Excerpted text:
The double-acting agents
Out of the 28 agents tested, 19 demonstrated an effect on the cells by binding to the nuclear receptors but they all had different levels of effectiveness depending on their molecular structure. The two most potent agents were EC23 and GZ25. When it came to activating the cell enzymes, certain retinoids again demonstrated greater potential than others. This helped identify the unknown properties of many synthetic retinoids and also clearly demonstrated that the two actions are independent, with many of the agents acting on the nucleus but not on the enzymes and vice versa. What was more important, though, was that retinoids that were efficient at regulating both gene expression and enzyme activity (both genomic and non-genomic) directly increased the neurite length more than the other agents. These agents are termed multi-modal acting and include agents EC23, AH61, and GZ25.
These three dual-potency molecules have now been used as the basis for the design of new, even more potent drugs for the treatment and protection of nerve tissues (neuroprotection), improved nerve connections (plasticity), and nerve repair (neuroregeneration), with NVG0645 being a new lead drug that Nevrargenics is taking through the preclinical stages of development.
How has your own experience of neurodegenerative diseases in your family motivated your work?
Like all families, the silent pandemic of neurodegeneration has directly affected my family. My uncle died of ALS when I was young; both my grandmothers suffered from undiagnosed ‘senile dementia’; my father died a few years ago from Alzheimer’s disease; and my wife has progressive supranuclear palsy (PSP), a rare and terminal neurodegenerative disease.
What inspired you to focus on synthetic retinoids in particular?
Retinoids are crucially important molecules in a huge number of biochemical processes that are key to proteostasis and cell health and development. Although these compounds have been looked at in the past, particularly for cancer, they have not been re-examined for treating neurodegeneration. They are clearly an immensely important class of compounds that cannot be ignored any longer, and especially given the total lack of success of other classes of drugs for treating neurodegeneration.
In your research, are there any findings that surprised you?
Everything we have done has been surprising – that’s the beauty of doing blue skies and cutting-edge research. You can let the science teach you, and not second guess the results from well-designed experiments. That means everything you find out is new and exciting. The dual-acting nature of our retinoids is especially exciting because we now know that we can control numerous different biochemical processes. Yes, this is complex, but really complex diseases need really complex solutions and that includes multi-modal drugs.
How do you see these findings applied in the very near future?
We have a lead drug that is undergoing late-stage preclinical and efficacy studies; that drug looks promising. The next stage is more advanced model testing and then into the clinic, starting with ALS and/or FTD patients, checking safety and efficacy in patients.
What do you think the next natural step in your research field will be?
Complete the efficacy studies, continue to investigate the complex network of mechanisms that such compounds control, and then design and develop the next generations of drugs to tackle a number of different neurodegenerative diseases.

Set of tasks:
**a.** According to the interview on synthetic retinoids, why were these compounds chosen as a focus for treating neurodegeneration? Answer in one to three sentences.
**b.** Translate this sentence from the interview on synthetic retinoids into Spanish: "The two most potent agents were EC23 and GZ25."
The items that follow are separate material and have no connection to the interview on synthetic retinoids.

Given records:
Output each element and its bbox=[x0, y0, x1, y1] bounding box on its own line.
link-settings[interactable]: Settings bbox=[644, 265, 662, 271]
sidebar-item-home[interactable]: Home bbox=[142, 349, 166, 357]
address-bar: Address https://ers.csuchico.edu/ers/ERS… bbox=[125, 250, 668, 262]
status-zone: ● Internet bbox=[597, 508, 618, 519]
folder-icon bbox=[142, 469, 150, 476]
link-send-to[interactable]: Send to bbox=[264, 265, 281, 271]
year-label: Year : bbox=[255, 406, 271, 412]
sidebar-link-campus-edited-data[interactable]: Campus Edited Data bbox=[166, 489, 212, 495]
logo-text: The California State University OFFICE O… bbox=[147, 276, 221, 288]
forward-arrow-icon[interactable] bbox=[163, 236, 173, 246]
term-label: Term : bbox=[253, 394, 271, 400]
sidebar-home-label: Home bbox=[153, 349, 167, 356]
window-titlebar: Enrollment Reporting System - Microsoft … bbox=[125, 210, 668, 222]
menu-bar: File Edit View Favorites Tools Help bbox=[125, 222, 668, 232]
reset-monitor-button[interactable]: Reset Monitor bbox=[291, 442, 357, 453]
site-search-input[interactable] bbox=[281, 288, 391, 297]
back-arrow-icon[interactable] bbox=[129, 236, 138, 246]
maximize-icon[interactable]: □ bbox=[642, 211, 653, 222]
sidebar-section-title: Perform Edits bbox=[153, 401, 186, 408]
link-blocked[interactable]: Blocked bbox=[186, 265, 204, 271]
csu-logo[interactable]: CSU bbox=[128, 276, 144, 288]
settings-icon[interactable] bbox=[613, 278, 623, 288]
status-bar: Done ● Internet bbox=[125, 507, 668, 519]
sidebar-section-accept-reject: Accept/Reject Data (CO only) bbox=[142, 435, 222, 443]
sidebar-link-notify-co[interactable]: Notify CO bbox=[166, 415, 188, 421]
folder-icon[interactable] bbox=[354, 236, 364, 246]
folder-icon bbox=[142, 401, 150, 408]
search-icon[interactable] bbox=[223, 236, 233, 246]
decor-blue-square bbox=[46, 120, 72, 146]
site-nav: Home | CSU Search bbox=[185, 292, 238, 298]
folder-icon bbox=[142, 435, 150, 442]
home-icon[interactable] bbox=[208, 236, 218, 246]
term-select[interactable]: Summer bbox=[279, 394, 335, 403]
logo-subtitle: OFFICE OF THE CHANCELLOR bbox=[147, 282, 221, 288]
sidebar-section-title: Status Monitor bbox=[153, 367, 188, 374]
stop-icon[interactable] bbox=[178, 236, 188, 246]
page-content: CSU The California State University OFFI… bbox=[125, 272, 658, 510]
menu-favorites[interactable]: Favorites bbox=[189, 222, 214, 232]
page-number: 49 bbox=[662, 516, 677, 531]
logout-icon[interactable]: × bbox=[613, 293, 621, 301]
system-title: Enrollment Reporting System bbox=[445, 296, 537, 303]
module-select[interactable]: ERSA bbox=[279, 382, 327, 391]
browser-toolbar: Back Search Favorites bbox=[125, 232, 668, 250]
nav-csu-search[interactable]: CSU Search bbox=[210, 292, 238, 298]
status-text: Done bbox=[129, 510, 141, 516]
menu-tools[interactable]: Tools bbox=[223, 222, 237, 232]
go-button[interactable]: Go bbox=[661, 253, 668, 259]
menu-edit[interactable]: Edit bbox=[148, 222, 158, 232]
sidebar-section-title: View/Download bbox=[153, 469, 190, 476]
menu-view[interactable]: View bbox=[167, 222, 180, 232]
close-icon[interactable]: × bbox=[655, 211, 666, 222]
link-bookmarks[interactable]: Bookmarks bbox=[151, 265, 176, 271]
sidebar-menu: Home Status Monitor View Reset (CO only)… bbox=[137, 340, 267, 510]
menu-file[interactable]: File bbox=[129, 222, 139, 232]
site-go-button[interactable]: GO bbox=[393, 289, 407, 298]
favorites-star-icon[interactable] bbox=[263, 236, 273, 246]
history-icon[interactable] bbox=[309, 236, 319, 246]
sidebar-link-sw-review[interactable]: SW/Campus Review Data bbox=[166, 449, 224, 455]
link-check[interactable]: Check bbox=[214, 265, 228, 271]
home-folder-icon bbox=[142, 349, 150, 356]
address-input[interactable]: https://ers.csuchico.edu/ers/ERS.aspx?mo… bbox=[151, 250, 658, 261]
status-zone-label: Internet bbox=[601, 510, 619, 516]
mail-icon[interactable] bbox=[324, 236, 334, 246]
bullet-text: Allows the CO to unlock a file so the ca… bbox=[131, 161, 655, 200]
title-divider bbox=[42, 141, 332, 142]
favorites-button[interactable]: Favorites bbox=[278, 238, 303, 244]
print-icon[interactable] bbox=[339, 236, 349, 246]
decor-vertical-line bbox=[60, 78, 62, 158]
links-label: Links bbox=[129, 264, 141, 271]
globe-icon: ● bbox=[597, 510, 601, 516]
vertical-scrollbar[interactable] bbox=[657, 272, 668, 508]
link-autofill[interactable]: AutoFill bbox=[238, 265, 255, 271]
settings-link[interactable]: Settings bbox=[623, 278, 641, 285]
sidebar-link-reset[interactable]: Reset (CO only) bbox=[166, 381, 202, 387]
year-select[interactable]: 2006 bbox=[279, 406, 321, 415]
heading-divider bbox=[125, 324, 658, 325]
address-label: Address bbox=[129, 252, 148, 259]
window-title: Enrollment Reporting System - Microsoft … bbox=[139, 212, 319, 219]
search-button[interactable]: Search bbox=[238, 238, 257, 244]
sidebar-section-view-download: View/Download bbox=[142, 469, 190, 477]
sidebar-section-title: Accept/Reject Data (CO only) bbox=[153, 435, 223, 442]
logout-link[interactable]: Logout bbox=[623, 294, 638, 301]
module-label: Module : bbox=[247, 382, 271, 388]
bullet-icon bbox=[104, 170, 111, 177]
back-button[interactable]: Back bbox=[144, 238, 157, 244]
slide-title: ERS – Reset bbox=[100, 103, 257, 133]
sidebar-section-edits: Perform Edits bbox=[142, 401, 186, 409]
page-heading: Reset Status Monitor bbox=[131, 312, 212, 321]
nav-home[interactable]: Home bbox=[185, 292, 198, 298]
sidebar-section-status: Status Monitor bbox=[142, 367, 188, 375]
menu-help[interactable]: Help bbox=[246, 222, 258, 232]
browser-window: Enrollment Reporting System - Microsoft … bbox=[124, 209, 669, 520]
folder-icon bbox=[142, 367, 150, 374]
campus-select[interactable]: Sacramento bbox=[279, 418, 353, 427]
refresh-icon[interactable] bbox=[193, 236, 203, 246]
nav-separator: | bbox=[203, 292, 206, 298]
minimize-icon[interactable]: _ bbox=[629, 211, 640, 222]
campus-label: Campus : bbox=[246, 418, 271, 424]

Solutions:
**a.** Retinoids are crucially important molecules in a huge number of biochemical processes key to proteostasis, cell health and development. Although they were studied in the past, mainly for cancer, they had not been re-examined for neurodegeneration. Other classes of drugs have had a total lack of success in treating neurodegeneration.

**b.** Los dos agentes más potentes fueron EC23 y GZ25.